** Begin MATERIAL FOR THIS TASK **
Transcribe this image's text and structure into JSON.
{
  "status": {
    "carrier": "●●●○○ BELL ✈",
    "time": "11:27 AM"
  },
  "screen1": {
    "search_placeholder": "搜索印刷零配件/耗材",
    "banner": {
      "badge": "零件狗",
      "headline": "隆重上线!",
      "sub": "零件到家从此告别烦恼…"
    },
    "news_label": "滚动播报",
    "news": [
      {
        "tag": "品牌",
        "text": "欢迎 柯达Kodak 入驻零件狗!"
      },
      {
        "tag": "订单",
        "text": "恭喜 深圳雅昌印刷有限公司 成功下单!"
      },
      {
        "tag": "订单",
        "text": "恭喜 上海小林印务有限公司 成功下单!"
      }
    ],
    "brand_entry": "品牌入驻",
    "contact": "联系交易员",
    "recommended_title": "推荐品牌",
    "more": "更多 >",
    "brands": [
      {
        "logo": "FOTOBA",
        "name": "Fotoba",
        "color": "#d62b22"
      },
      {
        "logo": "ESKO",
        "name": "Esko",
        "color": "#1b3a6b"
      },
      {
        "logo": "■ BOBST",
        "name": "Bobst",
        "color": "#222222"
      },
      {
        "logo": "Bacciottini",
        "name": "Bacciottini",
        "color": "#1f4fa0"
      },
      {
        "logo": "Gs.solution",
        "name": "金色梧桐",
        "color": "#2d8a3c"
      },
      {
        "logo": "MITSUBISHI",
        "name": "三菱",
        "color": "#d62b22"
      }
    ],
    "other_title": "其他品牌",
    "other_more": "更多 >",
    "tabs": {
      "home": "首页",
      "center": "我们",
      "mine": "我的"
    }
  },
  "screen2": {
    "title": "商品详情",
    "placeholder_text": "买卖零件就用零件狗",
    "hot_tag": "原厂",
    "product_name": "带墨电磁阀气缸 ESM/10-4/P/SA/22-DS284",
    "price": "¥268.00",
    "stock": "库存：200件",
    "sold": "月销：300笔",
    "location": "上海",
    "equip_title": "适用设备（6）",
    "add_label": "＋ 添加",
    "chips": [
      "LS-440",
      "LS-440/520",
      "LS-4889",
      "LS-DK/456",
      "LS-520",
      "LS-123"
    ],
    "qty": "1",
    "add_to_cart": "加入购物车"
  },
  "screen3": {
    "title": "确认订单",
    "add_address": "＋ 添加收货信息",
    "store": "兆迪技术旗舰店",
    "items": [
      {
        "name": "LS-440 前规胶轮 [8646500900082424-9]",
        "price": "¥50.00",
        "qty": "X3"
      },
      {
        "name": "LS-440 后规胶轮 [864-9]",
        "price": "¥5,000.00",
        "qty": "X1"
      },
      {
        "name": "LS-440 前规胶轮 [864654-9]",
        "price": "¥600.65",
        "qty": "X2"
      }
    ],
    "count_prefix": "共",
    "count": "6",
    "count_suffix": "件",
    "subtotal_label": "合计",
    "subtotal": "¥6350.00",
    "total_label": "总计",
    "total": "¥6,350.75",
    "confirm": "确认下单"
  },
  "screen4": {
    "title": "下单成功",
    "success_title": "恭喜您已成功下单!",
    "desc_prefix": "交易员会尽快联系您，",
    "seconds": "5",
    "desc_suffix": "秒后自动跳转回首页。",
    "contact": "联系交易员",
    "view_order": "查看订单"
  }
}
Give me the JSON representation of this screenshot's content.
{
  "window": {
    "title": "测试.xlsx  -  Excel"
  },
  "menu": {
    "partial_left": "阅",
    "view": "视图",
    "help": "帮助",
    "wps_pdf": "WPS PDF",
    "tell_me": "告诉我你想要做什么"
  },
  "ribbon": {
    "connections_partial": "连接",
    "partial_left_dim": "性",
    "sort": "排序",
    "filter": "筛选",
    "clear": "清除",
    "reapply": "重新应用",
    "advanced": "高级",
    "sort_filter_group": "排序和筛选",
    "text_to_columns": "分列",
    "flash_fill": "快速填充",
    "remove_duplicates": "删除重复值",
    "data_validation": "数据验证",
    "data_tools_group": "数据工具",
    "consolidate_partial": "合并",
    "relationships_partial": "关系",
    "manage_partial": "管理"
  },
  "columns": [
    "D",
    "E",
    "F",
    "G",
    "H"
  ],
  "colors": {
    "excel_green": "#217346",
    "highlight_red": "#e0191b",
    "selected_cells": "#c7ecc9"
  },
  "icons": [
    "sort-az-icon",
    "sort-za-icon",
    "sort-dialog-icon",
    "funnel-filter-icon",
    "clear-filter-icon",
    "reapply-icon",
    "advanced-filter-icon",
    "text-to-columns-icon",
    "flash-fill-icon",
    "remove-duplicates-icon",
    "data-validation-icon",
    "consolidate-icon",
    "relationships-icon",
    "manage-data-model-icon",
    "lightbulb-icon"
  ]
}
** End MATERIAL FOR THIS TASK **
» EXERCISE DIRECTIONS
Transcribe every entry exactly.

» ANSWER
Transcribe this image's text and structure into JSON.
{
  "status": {
    "carrier": "●●●○○ BELL ✈",
    "time": "11:27 AM"
  },
  "screen1": {
    "search_placeholder": "搜索印刷零配件/耗材",
    "banner": {
      "badge": "零件狗",
      "headline": "隆重上线!",
      "sub": "零件到家从此告别烦恼…"
    },
    "news_label": "滚动播报",
    "news": [
      {
        "tag": "品牌",
        "text": "欢迎 柯达Kodak 入驻零件狗!"
      },
      {
        "tag": "订单",
        "text": "恭喜 深圳雅昌印刷有限公司 成功下单!"
      },
      {
        "tag": "订单",
        "text": "恭喜 上海小林印务有限公司 成功下单!"
      }
    ],
    "brand_entry": "品牌入驻",
    "contact": "联系交易员",
    "recommended_title": "推荐品牌",
    "more": "更多 >",
    "brands": [
      {
        "logo": "FOTOBA",
        "name": "Fotoba",
        "color": "#d62b22"
      },
      {
        "logo": "ESKO",
        "name": "Esko",
        "color": "#1b3a6b"
      },
      {
        "logo": "■ BOBST",
        "name": "Bobst",
        "color": "#222222"
      },
      {
        "logo": "Bacciottini",
        "name": "Bacciottini",
        "color": "#1f4fa0"
      },
      {
        "logo": "Gs.solution",
        "name": "金色梧桐",
        "color": "#2d8a3c"
      },
      {
        "logo": "MITSUBISHI",
        "name": "三菱",
        "color": "#d62b22"
      }
    ],
    "other_title": "其他品牌",
    "other_more": "更多 >",
    "tabs": {
      "home": "首页",
      "center": "我们",
      "mine": "我的"
    }
  },
  "screen2": {
    "title": "商品详情",
    "placeholder_text": "买卖零件就用零件狗",
    "hot_tag": "原厂",
    "product_name": "带墨电磁阀气缸 ESM/10-4/P/SA/22-DS284",
    "price": "¥268.00",
    "stock": "库存：200件",
    "sold": "月销：300笔",
    "location": "上海",
    "equip_title": "适用设备（6）",
    "add_label": "＋ 添加",
    "chips": [
      "LS-440",
      "LS-440/520",
      "LS-4889",
      "LS-DK/456",
      "LS-520",
      "LS-123"
    ],
    "qty": "1",
    "add_to_cart": "加入购物车"
  },
  "screen3": {
    "title": "确认订单",
    "add_address": "＋ 添加收货信息",
    "store": "兆迪技术旗舰店",
    "items": [
      {
        "name": "LS-440 前规胶轮 [8646500900082424-9]",
        "price": "¥50.00",
        "qty": "X3"
      },
      {
        "name": "LS-440 后规胶轮 [864-9]",
        "price": "¥5,000.00",
        "qty": "X1"
      },
      {
        "name": "LS-440 前规胶轮 [864654-9]",
        "price": "¥600.65",
        "qty": "X2"
      }
    ],
    "count_prefix": "共",
    "count": "6",
    "count_suffix": "件",
    "subtotal_label": "合计",
    "subtotal": "¥6350.00",
    "total_label": "总计",
    "total": "¥6,350.75",
    "confirm": "确认下单"
  },
  "screen4": {
    "title": "下单成功",
    "success_title": "恭喜您已成功下单!",
    "desc_prefix": "交易员会尽快联系您，",
    "seconds": "5",
    "desc_suffix": "秒后自动跳转回首页。",
    "contact": "联系交易员",
    "view_order": "查看订单"
  }
}
Give me the JSON representation of this screenshot's content.
{
  "window": {
    "title": "测试.xlsx  -  Excel"
  },
  "menu": {
    "partial_left": "阅",
    "view": "视图",
    "help": "帮助",
    "wps_pdf": "WPS PDF",
    "tell_me": "告诉我你想要做什么"
  },
  "ribbon": {
    "connections_partial": "连接",
    "partial_left_dim": "性",
    "sort": "排序",
    "filter": "筛选",
    "clear": "清除",
    "reapply": "重新应用",
    "advanced": "高级",
    "sort_filter_group": "排序和筛选",
    "text_to_columns": "分列",
    "flash_fill": "快速填充",
    "remove_duplicates": "删除重复值",
    "data_validation": "数据验证",
    "data_tools_group": "数据工具",
    "consolidate_partial": "合并",
    "relationships_partial": "关系",
    "manage_partial": "管理"
  },
  "columns": [
    "D",
    "E",
    "F",
    "G",
    "H"
  ],
  "colors": {
    "excel_green": "#217346",
    "highlight_red": "#e0191b",
    "selected_cells": "#c7ecc9"
  },
  "icons": [
    "sort-az-icon",
    "sort-za-icon",
    "sort-dialog-icon",
    "funnel-filter-icon",
    "clear-filter-icon",
    "reapply-icon",
    "advanced-filter-icon",
    "text-to-columns-icon",
    "flash-fill-icon",
    "remove-duplicates-icon",
    "data-validation-icon",
    "consolidate-icon",
    "relationships-icon",
    "manage-data-model-icon",
    "lightbulb-icon"
  ]
}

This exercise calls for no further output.